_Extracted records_
= = =

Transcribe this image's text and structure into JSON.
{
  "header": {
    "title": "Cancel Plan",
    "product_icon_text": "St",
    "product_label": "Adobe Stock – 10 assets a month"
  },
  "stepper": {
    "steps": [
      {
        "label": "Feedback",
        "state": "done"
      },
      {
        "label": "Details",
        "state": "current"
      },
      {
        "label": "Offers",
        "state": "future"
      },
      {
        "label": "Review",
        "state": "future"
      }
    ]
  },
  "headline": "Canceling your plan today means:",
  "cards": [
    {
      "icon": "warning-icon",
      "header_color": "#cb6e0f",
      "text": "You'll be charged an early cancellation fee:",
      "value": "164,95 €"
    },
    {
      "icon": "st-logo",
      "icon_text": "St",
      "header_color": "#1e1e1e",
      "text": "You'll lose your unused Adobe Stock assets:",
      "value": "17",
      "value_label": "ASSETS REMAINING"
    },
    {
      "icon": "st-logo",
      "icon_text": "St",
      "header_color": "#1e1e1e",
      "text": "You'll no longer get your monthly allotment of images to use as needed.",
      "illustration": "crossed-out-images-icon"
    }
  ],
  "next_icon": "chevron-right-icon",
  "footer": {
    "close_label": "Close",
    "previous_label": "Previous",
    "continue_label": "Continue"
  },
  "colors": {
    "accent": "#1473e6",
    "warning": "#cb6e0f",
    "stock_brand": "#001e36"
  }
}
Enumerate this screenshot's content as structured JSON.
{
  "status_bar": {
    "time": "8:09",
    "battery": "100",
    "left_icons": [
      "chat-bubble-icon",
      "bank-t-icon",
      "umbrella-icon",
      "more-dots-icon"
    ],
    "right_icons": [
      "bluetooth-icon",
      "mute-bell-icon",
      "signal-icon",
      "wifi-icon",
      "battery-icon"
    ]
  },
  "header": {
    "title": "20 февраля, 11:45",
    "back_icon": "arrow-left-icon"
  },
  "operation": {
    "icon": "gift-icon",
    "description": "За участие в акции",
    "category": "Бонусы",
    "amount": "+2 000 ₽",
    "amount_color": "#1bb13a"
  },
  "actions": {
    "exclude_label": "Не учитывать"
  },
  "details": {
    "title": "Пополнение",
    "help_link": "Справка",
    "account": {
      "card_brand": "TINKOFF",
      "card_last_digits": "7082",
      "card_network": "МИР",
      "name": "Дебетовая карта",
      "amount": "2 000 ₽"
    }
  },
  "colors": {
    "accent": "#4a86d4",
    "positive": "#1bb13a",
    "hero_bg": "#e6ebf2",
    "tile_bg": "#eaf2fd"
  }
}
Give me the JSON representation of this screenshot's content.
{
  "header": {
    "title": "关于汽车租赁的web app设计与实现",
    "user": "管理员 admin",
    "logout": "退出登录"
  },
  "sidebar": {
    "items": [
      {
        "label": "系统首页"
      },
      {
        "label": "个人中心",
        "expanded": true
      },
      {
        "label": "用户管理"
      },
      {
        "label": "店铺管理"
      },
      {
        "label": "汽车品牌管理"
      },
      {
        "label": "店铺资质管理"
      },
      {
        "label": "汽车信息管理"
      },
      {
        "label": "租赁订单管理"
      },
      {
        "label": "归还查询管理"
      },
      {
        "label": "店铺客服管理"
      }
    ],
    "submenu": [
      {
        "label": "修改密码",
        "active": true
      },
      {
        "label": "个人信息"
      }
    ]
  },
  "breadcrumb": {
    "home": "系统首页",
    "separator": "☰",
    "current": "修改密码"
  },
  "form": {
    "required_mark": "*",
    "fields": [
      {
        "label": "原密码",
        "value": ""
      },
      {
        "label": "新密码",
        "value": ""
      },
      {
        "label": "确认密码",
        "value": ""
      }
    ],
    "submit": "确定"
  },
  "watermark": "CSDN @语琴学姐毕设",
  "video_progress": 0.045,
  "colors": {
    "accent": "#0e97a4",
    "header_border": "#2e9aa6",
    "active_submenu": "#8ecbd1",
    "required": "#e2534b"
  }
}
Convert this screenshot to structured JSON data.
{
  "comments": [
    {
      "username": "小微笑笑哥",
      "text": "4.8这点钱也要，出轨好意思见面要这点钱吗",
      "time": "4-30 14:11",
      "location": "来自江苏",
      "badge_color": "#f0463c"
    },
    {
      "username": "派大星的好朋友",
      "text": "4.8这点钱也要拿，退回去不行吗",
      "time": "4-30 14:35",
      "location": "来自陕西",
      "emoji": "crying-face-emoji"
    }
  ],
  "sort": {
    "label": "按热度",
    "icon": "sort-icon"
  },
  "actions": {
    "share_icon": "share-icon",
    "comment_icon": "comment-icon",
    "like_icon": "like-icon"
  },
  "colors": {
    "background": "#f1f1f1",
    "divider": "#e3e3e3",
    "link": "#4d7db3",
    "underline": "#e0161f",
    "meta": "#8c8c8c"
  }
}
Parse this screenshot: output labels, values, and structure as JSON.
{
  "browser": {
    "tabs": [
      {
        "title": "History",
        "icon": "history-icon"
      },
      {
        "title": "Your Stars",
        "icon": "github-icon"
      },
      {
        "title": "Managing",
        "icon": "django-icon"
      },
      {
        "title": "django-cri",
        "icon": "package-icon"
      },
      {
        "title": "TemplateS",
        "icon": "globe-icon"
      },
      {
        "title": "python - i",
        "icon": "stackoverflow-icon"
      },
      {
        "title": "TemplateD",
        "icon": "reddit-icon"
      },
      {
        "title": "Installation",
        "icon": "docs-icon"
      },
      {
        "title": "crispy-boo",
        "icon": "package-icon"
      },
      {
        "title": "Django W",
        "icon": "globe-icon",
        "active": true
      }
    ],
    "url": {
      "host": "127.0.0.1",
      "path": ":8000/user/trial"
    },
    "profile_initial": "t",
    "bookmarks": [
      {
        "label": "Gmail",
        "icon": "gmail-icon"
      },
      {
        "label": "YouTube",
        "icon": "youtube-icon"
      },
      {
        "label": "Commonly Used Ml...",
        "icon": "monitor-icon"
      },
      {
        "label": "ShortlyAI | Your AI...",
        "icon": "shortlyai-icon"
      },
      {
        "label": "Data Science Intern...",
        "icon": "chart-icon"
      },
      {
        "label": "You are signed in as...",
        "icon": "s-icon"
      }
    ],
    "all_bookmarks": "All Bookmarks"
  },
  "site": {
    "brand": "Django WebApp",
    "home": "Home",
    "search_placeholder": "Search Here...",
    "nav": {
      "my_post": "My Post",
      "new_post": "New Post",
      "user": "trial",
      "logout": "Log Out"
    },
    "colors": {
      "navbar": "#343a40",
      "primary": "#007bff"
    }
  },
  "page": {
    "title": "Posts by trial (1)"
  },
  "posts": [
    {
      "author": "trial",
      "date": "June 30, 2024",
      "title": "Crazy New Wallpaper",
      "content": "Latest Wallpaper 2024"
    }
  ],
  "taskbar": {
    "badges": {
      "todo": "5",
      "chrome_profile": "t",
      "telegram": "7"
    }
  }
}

= = =

_Exercise directions_
Check each line of the records above for "state", and copy those that have it.

_Problem solution_
        "state": "done"
        "state": "current"
        "state": "future"
        "state": "future"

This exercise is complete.